**What you are asked to do**
Output the records exactly as they appear, with no pictures included.

**Data lines**
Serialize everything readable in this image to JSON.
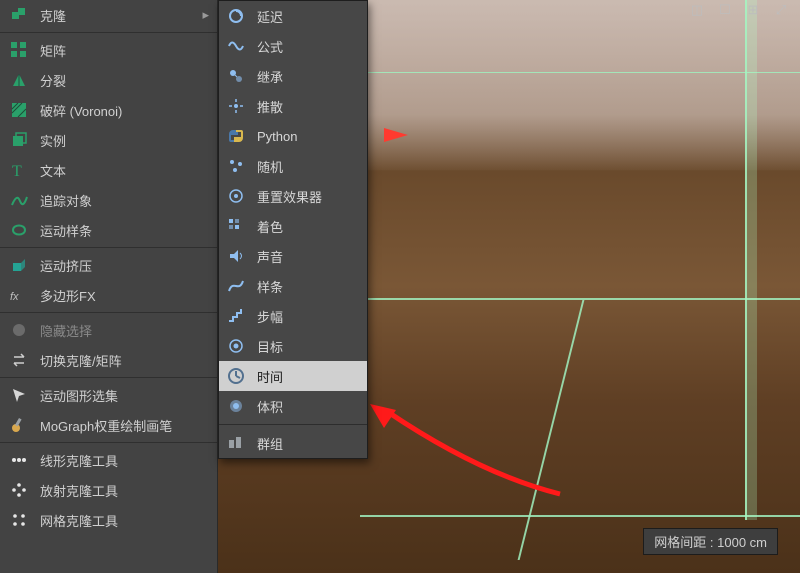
{
  "viewport": {
    "status": "网格间距 : 1000 cm",
    "axis_arrow": "x-axis"
  },
  "left_menu": {
    "items": [
      {
        "id": "clone",
        "label": "克隆",
        "icon": "clone-icon"
      },
      {
        "id": "matrix",
        "label": "矩阵",
        "icon": "matrix-icon"
      },
      {
        "id": "split",
        "label": "分裂",
        "icon": "split-icon"
      },
      {
        "id": "voronoi",
        "label": "破碎 (Voronoi)",
        "icon": "voronoi-icon"
      },
      {
        "id": "instance",
        "label": "实例",
        "icon": "instance-icon"
      },
      {
        "id": "text",
        "label": "文本",
        "icon": "text-icon"
      },
      {
        "id": "tracer",
        "label": "追踪对象",
        "icon": "tracer-icon"
      },
      {
        "id": "mospline",
        "label": "运动样条",
        "icon": "mospline-icon"
      },
      {
        "id": "moextrude",
        "label": "运动挤压",
        "icon": "moextrude-icon"
      },
      {
        "id": "polyfx",
        "label": "多边形FX",
        "icon": "polyfx-icon"
      },
      {
        "id": "hidesel",
        "label": "隐藏选择",
        "icon": "hidesel-icon",
        "disabled": true
      },
      {
        "id": "swapclone",
        "label": "切换克隆/矩阵",
        "icon": "swap-icon"
      },
      {
        "id": "moselection",
        "label": "运动图形选集",
        "icon": "mosel-icon"
      },
      {
        "id": "moweight",
        "label": "MoGraph权重绘制画笔",
        "icon": "moweight-icon"
      },
      {
        "id": "linearclone",
        "label": "线形克隆工具",
        "icon": "linearclone-icon"
      },
      {
        "id": "radialclone",
        "label": "放射克隆工具",
        "icon": "radialclone-icon"
      },
      {
        "id": "gridclone",
        "label": "网格克隆工具",
        "icon": "gridclone-icon"
      }
    ],
    "separators_after": [
      "clone",
      "mospline",
      "polyfx",
      "swapclone",
      "moweight"
    ]
  },
  "submenu": {
    "items": [
      {
        "id": "delay",
        "label": "延迟",
        "icon": "delay-icon"
      },
      {
        "id": "formula",
        "label": "公式",
        "icon": "formula-icon"
      },
      {
        "id": "inherit",
        "label": "继承",
        "icon": "inherit-icon"
      },
      {
        "id": "push",
        "label": "推散",
        "icon": "push-icon"
      },
      {
        "id": "python",
        "label": "Python",
        "icon": "python-icon"
      },
      {
        "id": "random",
        "label": "随机",
        "icon": "random-icon"
      },
      {
        "id": "reeffector",
        "label": "重置效果器",
        "icon": "reeffector-icon"
      },
      {
        "id": "shader",
        "label": "着色",
        "icon": "shader-icon"
      },
      {
        "id": "sound",
        "label": "声音",
        "icon": "sound-icon"
      },
      {
        "id": "spline",
        "label": "样条",
        "icon": "spline-icon"
      },
      {
        "id": "step",
        "label": "步幅",
        "icon": "step-icon"
      },
      {
        "id": "target",
        "label": "目标",
        "icon": "target-icon"
      },
      {
        "id": "time",
        "label": "时间",
        "icon": "time-icon",
        "selected": true
      },
      {
        "id": "volume",
        "label": "体积",
        "icon": "volume-icon"
      },
      {
        "id": "group",
        "label": "群组",
        "icon": "group-icon"
      }
    ],
    "separator_before": "group"
  },
  "annotation": {
    "arrow_target": "submenu.time"
  }
}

**Solved problem**
Serialize everything readable in this image to JSON.
{
  "viewport": {
    "status": "网格间距 : 1000 cm",
    "axis_arrow": "x-axis"
  },
  "left_menu": {
    "items": [
      {
        "id": "clone",
        "label": "克隆",
        "icon": "clone-icon"
      },
      {
        "id": "matrix",
        "label": "矩阵",
        "icon": "matrix-icon"
      },
      {
        "id": "split",
        "label": "分裂",
        "icon": "split-icon"
      },
      {
        "id": "voronoi",
        "label": "破碎 (Voronoi)",
        "icon": "voronoi-icon"
      },
      {
        "id": "instance",
        "label": "实例",
        "icon": "instance-icon"
      },
      {
        "id": "text",
        "label": "文本",
        "icon": "text-icon"
      },
      {
        "id": "tracer",
        "label": "追踪对象",
        "icon": "tracer-icon"
      },
      {
        "id": "mospline",
        "label": "运动样条",
        "icon": "mospline-icon"
      },
      {
        "id": "moextrude",
        "label": "运动挤压",
        "icon": "moextrude-icon"
      },
      {
        "id": "polyfx",
        "label": "多边形FX",
        "icon": "polyfx-icon"
      },
      {
        "id": "hidesel",
        "label": "隐藏选择",
        "icon": "hidesel-icon",
        "disabled": true
      },
      {
        "id": "swapclone",
        "label": "切换克隆/矩阵",
        "icon": "swap-icon"
      },
      {
        "id": "moselection",
        "label": "运动图形选集",
        "icon": "mosel-icon"
      },
      {
        "id": "moweight",
        "label": "MoGraph权重绘制画笔",
        "icon": "moweight-icon"
      },
      {
        "id": "linearclone",
        "label": "线形克隆工具",
        "icon": "linearclone-icon"
      },
      {
        "id": "radialclone",
        "label": "放射克隆工具",
        "icon": "radialclone-icon"
      },
      {
        "id": "gridclone",
        "label": "网格克隆工具",
        "icon": "gridclone-icon"
      }
    ],
    "separators_after": [
      "clone",
      "mospline",
      "polyfx",
      "swapclone",
      "moweight"
    ]
  },
  "submenu": {
    "items": [
      {
        "id": "delay",
        "label": "延迟",
        "icon": "delay-icon"
      },
      {
        "id": "formula",
        "label": "公式",
        "icon": "formula-icon"
      },
      {
        "id": "inherit",
        "label": "继承",
        "icon": "inherit-icon"
      },
      {
        "id": "push",
        "label": "推散",
        "icon": "push-icon"
      },
      {
        "id": "python",
        "label": "Python",
        "icon": "python-icon"
      },
      {
        "id": "random",
        "label": "随机",
        "icon": "random-icon"
      },
      {
        "id": "reeffector",
        "label": "重置效果器",
        "icon": "reeffector-icon"
      },
      {
        "id": "shader",
        "label": "着色",
        "icon": "shader-icon"
      },
      {
        "id": "sound",
        "label": "声音",
        "icon": "sound-icon"
      },
      {
        "id": "spline",
        "label": "样条",
        "icon": "spline-icon"
      },
      {
        "id": "step",
        "label": "步幅",
        "icon": "step-icon"
      },
      {
        "id": "target",
        "label": "目标",
        "icon": "target-icon"
      },
      {
        "id": "time",
        "label": "时间",
        "icon": "time-icon",
        "selected": true
      },
      {
        "id": "volume",
        "label": "体积",
        "icon": "volume-icon"
      },
      {
        "id": "group",
        "label": "群组",
        "icon": "group-icon"
      }
    ],
    "separator_before": "group"
  },
  "annotation": {
    "arrow_target": "submenu.time"
  }
}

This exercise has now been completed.